Recorded data
::::
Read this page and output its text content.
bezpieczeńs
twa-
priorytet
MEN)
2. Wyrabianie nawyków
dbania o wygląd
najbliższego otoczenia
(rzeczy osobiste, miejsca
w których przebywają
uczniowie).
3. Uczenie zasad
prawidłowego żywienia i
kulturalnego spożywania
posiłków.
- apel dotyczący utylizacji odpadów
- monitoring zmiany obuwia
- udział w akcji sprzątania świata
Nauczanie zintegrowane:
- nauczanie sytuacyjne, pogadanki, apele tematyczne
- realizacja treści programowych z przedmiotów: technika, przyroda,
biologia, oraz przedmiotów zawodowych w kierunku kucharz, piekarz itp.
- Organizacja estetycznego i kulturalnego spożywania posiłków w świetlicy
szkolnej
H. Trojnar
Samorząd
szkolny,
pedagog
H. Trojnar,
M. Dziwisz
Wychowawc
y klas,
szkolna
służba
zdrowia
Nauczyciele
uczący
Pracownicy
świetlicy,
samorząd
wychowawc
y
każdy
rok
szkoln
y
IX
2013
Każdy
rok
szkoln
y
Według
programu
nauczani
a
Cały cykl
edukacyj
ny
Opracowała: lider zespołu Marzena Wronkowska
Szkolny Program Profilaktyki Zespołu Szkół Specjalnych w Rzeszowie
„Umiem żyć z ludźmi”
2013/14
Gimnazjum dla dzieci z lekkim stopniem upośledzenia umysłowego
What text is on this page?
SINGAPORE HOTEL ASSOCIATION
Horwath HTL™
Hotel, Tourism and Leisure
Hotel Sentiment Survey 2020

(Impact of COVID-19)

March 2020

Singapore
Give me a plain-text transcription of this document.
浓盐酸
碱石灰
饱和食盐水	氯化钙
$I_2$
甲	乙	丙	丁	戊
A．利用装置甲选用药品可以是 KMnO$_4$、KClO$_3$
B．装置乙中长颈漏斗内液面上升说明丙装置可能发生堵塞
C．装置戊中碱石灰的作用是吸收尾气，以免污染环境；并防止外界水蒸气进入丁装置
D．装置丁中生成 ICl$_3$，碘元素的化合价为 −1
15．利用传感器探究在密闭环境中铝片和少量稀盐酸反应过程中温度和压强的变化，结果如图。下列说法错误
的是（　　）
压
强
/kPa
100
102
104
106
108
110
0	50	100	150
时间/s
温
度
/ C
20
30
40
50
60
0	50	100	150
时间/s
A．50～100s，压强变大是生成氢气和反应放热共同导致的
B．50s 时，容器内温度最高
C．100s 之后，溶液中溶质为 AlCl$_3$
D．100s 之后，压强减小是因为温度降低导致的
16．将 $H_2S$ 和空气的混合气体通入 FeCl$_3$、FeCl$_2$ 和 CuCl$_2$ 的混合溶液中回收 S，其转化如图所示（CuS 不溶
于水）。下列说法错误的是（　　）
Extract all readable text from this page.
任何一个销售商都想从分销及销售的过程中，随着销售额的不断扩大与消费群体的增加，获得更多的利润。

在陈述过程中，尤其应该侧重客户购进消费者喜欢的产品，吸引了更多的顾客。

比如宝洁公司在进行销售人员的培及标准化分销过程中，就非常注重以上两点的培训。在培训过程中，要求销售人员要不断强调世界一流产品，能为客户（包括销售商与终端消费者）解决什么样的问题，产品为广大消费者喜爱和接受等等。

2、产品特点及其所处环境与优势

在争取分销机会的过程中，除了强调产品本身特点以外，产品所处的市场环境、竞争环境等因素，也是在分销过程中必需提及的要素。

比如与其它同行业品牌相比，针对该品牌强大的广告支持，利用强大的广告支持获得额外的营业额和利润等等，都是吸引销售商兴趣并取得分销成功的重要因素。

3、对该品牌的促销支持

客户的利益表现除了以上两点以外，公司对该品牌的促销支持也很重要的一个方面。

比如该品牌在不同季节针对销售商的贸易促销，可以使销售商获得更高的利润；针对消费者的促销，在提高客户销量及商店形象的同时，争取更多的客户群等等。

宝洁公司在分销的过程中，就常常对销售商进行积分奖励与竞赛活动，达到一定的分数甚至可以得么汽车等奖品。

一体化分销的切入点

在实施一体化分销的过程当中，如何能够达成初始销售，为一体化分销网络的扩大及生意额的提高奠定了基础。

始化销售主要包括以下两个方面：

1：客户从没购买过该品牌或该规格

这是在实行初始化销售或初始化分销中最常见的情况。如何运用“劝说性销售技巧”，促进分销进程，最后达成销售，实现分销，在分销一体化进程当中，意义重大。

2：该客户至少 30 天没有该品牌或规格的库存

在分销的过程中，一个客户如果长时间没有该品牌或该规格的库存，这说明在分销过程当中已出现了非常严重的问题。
::::
Exercise prompt: Check each line of the records for "posiłków" and copy the ones that contain it.

Answer to this problem:
posiłków.
- Organizacja estetycznego i kulturalnego spożywania posiłków w świetlicy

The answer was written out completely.